:: WHAT THE TASK ASKS ::
Below are the records; collect from them each line containing the string "ciudades".

══════════

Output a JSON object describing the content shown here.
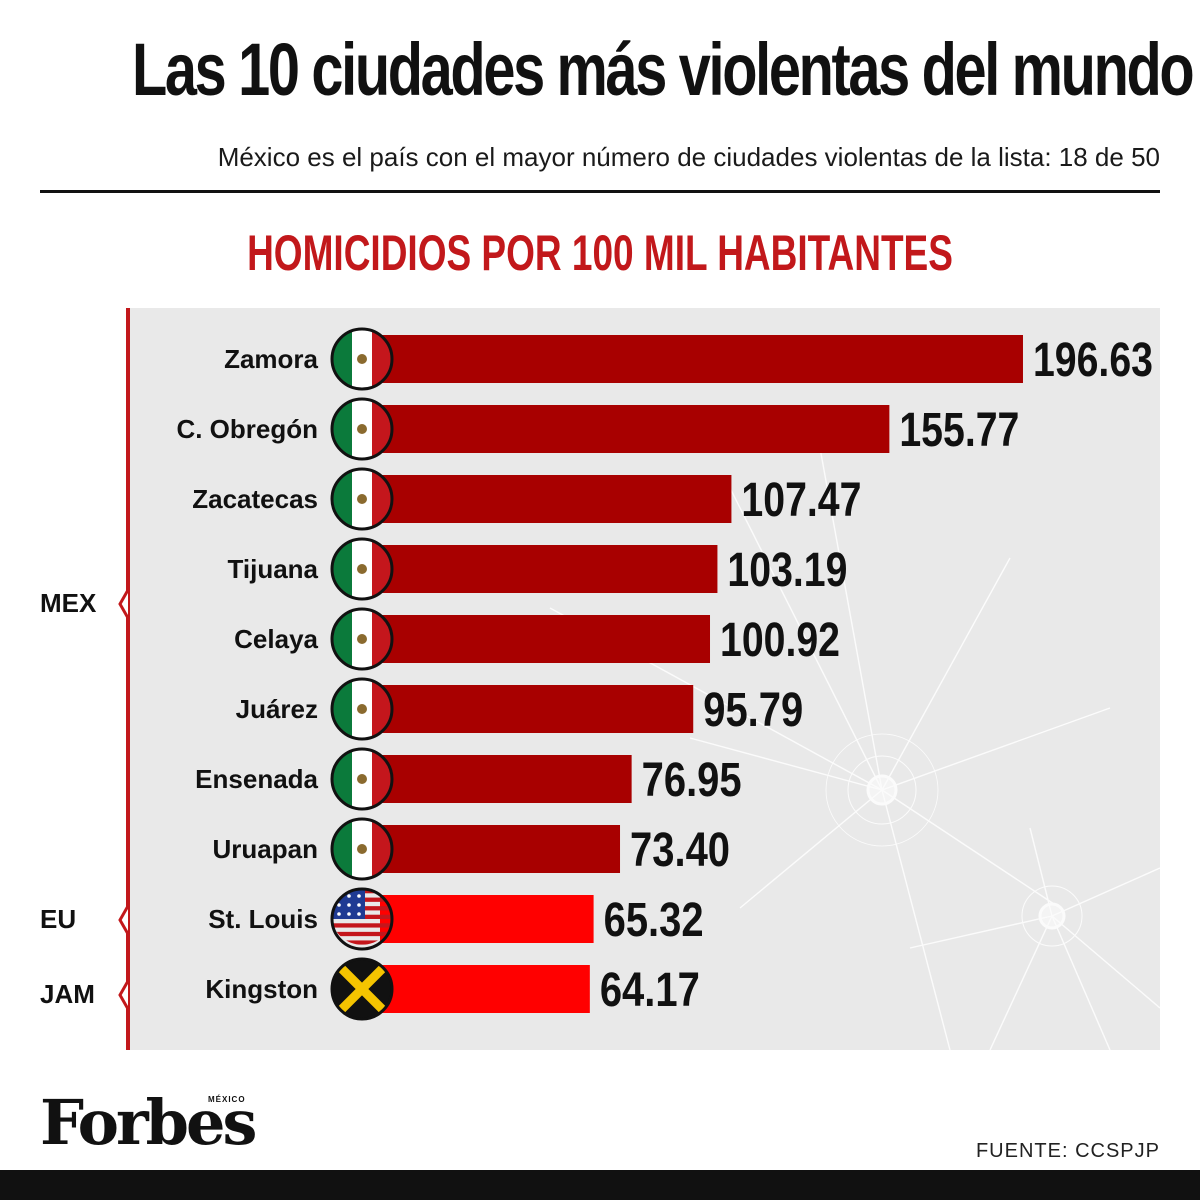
{
  "header": {
    "title": "Las 10 ciudades más violentas del mundo",
    "subtitle": "México es el país con el mayor número de ciudades violentas de la lista: 18 de 50"
  },
  "groups": [
    {
      "label": "MEX"
    },
    {
      "label": "EU"
    },
    {
      "label": "JAM"
    }
  ],
  "chart_data": {
    "type": "bar",
    "orientation": "horizontal",
    "title": "HOMICIDIOS POR 100 MIL HABITANTES",
    "categories": [
      "Zamora",
      "C. Obregón",
      "Zacatecas",
      "Tijuana",
      "Celaya",
      "Juárez",
      "Ensenada",
      "Uruapan",
      "St. Louis",
      "Kingston"
    ],
    "values": [
      196.63,
      155.77,
      107.47,
      103.19,
      100.92,
      95.79,
      76.95,
      73.4,
      65.32,
      64.17
    ],
    "value_labels": [
      "196.63",
      "155.77",
      "107.47",
      "103.19",
      "100.92",
      "95.79",
      "76.95",
      "73.40",
      "65.32",
      "64.17"
    ],
    "countries": [
      "MEX",
      "MEX",
      "MEX",
      "MEX",
      "MEX",
      "MEX",
      "MEX",
      "MEX",
      "EU",
      "JAM"
    ],
    "flags": [
      "mexico-flag-icon",
      "mexico-flag-icon",
      "mexico-flag-icon",
      "mexico-flag-icon",
      "mexico-flag-icon",
      "mexico-flag-icon",
      "mexico-flag-icon",
      "mexico-flag-icon",
      "usa-flag-icon",
      "jamaica-flag-icon"
    ],
    "bar_colors": [
      "#a80000",
      "#a80000",
      "#a80000",
      "#a80000",
      "#a80000",
      "#a80000",
      "#a80000",
      "#a80000",
      "#ff0000",
      "#ff0000"
    ],
    "xlabel": "",
    "ylabel": ""
  },
  "footer": {
    "brand": "Forbes",
    "brand_country": "MÉXICO",
    "source": "FUENTE: CCSPJP"
  },
  "colors": {
    "accent": "#c2181b",
    "bar_mex": "#a80000",
    "bar_other": "#ff0000",
    "panel": "#e9e9e9"
  }
}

══════════

:: OUTPUT BELOW ::
    "title": "Las 10 ciudades más violentas del mundo",
    "subtitle": "México es el país con el mayor número de ciudades violentas de la lista: 18 de 50"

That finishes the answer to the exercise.